— BEGIN RECORDS TO USE —

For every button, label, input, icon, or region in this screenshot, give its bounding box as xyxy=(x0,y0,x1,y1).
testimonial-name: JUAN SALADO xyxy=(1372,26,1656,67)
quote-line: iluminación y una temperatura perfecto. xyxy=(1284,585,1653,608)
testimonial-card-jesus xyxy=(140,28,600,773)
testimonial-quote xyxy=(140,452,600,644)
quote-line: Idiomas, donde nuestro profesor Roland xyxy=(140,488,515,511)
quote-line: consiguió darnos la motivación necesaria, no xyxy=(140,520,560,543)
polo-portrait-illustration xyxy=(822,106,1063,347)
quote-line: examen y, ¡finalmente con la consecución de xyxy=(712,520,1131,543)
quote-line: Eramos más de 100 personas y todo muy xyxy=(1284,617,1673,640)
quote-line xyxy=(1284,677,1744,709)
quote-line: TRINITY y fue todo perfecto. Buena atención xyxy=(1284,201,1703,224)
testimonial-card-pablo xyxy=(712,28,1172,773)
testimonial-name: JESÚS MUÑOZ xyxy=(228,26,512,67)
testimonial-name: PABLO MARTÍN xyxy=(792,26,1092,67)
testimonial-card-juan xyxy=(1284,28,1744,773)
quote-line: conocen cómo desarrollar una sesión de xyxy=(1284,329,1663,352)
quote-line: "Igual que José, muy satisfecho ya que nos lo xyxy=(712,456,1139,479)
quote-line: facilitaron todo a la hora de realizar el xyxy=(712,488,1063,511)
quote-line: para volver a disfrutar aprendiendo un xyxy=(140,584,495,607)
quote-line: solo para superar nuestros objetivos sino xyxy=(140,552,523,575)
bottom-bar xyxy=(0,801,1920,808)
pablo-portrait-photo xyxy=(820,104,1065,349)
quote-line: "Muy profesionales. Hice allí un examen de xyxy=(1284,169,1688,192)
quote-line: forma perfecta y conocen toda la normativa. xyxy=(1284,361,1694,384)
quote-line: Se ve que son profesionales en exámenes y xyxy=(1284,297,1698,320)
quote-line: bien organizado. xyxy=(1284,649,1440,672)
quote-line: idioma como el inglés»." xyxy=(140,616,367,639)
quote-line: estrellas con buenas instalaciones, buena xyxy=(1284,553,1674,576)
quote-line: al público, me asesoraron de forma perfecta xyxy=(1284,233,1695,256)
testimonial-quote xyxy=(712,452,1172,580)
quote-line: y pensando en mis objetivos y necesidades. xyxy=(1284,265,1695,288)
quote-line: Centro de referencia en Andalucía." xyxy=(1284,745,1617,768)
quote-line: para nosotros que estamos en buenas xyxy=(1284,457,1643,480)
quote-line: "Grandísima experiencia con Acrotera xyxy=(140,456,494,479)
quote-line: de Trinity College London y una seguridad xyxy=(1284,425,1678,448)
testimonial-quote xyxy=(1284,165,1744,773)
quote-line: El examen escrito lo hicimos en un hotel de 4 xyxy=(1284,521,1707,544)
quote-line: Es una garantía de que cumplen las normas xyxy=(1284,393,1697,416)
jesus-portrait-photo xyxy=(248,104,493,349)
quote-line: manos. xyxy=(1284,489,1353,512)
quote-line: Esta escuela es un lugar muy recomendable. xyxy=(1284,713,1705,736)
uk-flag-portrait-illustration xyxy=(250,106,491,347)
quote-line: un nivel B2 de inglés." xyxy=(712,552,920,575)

— END RECORDS TO USE —

■ **WORK TO BE COMPLETED**
Retype everything from the start of the records down to the line containing "quote-line: TRINITY y", including both ends, character for character.

■ **OUTPUT OF THE EXERCISE**
For every button, label, input, icon, or region in this screenshot, give its bounding box as xyxy=(x0,y0,x1,y1).
testimonial-name: JUAN SALADO xyxy=(1372,26,1656,67)
quote-line: iluminación y una temperatura perfecto. xyxy=(1284,585,1653,608)
testimonial-card-jesus xyxy=(140,28,600,773)
testimonial-quote xyxy=(140,452,600,644)
quote-line: Idiomas, donde nuestro profesor Roland xyxy=(140,488,515,511)
quote-line: consiguió darnos la motivación necesaria, no xyxy=(140,520,560,543)
polo-portrait-illustration xyxy=(822,106,1063,347)
quote-line: examen y, ¡finalmente con la consecución de xyxy=(712,520,1131,543)
quote-line: Eramos más de 100 personas y todo muy xyxy=(1284,617,1673,640)
quote-line xyxy=(1284,677,1744,709)
quote-line: TRINITY y fue todo perfecto. Buena atención xyxy=(1284,201,1703,224)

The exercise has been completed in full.